Your goal: Extract each line containing the string "Polák".

Recorded information:
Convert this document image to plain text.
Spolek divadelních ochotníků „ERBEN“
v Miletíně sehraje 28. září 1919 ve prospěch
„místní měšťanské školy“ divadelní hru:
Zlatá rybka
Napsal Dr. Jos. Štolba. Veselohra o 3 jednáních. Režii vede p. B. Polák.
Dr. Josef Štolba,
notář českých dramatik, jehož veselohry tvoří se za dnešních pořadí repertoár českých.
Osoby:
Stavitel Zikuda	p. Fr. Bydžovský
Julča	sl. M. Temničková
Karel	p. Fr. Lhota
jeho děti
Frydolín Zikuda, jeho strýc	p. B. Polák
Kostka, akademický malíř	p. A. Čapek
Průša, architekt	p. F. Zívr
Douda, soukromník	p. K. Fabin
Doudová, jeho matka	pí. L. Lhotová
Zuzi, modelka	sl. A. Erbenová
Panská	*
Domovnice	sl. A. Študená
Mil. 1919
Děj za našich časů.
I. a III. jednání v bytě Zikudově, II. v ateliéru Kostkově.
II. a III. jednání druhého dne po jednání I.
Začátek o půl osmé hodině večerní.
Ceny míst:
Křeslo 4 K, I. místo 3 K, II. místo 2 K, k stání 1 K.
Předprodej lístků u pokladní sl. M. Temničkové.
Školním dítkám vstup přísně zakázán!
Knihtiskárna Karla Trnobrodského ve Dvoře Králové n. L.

Solution for this exercise:
Napsal Dr. Jos. Štolba. Veselohra o 3 jednáních. Režii vede p. B. Polák.
Frydolín Zikuda, jeho strýc	p. B. Polák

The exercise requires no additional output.